Rows:
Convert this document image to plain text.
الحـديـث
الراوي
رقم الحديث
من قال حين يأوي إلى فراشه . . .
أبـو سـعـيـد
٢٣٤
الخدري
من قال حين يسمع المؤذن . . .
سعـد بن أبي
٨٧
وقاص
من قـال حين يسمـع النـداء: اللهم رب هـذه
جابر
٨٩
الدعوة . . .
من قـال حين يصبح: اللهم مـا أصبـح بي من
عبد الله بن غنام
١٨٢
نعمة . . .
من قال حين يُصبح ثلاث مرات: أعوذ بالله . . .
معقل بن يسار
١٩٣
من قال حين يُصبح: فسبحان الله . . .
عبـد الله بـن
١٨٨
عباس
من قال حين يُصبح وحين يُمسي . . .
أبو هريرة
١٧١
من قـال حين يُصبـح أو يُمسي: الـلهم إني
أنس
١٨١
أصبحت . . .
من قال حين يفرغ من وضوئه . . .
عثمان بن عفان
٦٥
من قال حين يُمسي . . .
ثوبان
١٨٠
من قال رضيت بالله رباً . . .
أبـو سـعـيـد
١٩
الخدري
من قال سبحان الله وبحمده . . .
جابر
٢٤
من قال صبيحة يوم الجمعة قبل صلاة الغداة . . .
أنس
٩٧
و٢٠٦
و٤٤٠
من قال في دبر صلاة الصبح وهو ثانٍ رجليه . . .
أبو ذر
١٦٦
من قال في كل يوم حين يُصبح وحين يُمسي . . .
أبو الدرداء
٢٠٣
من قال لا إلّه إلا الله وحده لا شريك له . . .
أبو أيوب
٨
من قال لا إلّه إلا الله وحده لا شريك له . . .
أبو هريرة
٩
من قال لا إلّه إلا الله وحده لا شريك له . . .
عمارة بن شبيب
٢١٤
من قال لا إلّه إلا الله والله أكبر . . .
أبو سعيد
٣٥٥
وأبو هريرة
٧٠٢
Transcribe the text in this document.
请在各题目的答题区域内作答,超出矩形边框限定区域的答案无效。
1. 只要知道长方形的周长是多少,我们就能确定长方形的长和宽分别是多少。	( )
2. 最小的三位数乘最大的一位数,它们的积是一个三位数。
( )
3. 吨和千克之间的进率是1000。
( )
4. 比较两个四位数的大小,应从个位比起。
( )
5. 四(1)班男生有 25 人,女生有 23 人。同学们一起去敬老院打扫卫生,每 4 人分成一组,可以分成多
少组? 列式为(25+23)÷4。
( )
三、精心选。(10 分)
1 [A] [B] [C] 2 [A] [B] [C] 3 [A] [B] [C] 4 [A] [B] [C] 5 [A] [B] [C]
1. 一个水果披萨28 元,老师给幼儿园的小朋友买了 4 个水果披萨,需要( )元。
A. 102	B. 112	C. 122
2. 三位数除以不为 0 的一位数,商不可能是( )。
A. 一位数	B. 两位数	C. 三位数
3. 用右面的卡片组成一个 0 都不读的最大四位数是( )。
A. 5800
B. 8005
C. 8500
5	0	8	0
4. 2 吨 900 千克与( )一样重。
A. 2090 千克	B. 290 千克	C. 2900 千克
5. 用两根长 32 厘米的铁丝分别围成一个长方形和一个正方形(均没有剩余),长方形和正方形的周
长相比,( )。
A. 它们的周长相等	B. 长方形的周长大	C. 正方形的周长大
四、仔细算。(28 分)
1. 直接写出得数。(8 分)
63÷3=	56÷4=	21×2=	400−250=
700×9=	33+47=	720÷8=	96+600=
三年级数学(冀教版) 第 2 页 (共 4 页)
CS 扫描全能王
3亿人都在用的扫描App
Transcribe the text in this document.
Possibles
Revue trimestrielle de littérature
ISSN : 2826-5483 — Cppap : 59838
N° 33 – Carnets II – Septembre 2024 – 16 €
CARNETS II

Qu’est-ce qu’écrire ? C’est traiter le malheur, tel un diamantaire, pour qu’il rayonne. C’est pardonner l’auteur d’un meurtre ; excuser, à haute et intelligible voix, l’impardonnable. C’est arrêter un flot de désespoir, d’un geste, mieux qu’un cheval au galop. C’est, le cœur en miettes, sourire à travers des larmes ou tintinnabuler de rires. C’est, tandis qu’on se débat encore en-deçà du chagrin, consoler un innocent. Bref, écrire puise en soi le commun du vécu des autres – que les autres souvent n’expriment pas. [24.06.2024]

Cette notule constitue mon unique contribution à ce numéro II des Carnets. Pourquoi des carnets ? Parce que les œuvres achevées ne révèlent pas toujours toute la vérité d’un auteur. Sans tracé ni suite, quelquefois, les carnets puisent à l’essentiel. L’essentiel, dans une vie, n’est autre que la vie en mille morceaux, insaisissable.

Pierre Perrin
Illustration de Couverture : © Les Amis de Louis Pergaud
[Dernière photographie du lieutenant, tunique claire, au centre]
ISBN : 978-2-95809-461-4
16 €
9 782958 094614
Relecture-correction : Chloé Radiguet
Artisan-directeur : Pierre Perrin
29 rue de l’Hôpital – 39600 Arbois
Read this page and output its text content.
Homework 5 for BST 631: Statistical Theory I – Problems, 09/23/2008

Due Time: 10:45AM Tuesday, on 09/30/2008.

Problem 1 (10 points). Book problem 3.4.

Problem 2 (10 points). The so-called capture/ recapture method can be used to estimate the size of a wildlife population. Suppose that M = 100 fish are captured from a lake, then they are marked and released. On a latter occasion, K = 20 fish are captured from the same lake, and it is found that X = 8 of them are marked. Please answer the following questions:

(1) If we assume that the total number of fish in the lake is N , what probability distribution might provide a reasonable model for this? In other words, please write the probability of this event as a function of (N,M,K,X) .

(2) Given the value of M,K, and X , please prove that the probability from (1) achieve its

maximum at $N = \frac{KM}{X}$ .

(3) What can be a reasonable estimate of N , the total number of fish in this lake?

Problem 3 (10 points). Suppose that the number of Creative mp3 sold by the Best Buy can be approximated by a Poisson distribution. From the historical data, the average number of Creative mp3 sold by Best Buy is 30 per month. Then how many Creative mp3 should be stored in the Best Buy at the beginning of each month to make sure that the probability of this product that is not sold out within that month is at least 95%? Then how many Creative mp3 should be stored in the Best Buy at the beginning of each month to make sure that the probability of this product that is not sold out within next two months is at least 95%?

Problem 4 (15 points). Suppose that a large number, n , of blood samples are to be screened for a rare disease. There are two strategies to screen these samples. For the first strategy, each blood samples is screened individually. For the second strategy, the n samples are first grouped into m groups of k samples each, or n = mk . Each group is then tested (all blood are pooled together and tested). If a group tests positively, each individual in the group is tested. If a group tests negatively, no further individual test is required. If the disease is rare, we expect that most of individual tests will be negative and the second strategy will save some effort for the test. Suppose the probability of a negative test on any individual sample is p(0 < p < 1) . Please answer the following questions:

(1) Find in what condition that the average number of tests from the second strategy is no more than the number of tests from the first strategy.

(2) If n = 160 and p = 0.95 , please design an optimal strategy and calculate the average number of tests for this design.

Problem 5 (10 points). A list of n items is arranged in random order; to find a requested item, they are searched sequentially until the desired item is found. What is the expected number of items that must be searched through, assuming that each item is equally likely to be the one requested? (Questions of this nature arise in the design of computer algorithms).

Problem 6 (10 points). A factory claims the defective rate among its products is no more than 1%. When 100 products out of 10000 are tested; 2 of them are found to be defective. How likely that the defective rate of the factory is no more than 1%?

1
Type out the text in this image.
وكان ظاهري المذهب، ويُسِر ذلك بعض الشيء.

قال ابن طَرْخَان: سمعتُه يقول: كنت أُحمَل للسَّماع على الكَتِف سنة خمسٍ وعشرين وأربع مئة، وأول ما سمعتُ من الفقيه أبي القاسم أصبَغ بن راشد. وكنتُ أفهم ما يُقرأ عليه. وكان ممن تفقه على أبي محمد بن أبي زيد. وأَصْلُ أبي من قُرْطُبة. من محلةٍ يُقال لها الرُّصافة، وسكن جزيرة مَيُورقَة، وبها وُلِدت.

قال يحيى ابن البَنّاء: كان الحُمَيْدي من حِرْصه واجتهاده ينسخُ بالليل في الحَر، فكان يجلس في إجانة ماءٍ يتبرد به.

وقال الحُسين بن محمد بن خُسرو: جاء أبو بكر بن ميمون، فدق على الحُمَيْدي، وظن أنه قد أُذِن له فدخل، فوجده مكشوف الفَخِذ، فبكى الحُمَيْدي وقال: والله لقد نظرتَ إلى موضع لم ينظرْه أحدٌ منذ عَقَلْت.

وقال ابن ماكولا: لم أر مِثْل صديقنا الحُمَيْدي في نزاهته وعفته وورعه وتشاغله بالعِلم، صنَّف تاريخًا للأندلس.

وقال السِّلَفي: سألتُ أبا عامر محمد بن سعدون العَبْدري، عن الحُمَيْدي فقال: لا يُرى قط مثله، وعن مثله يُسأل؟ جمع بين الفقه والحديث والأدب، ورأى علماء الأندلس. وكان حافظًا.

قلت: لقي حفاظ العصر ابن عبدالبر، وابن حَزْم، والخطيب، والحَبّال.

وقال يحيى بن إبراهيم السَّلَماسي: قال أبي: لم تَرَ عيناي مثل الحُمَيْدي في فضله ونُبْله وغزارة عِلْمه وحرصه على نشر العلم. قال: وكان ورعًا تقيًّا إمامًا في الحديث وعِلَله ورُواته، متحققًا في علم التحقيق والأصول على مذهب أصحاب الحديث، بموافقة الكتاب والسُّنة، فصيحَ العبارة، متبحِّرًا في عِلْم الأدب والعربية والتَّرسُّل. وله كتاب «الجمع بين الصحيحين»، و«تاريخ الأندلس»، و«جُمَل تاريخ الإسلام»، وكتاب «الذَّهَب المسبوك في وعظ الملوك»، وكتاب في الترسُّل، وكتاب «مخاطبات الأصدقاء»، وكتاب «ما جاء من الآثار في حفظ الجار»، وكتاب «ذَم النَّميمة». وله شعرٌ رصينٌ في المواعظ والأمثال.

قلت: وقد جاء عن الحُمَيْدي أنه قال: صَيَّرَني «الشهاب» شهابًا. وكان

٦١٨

What needs to be done:
Find the word "them" in the entries, and copy every line it shows up in.

Result:
Problem 2 (10 points). The so-called capture/ recapture method can be used to estimate the size of a wildlife population. Suppose that M = 100 fish are captured from a lake, then they are marked and released. On a latter occasion, K = 20 fish are captured from the same lake, and it is found that X = 8 of them are marked. Please answer the following questions:
Problem 6 (10 points). A factory claims the defective rate among its products is no more than 1%. When 100 products out of 10000 are tested; 2 of them are found to be defective. How likely that the defective rate of the factory is no more than 1%?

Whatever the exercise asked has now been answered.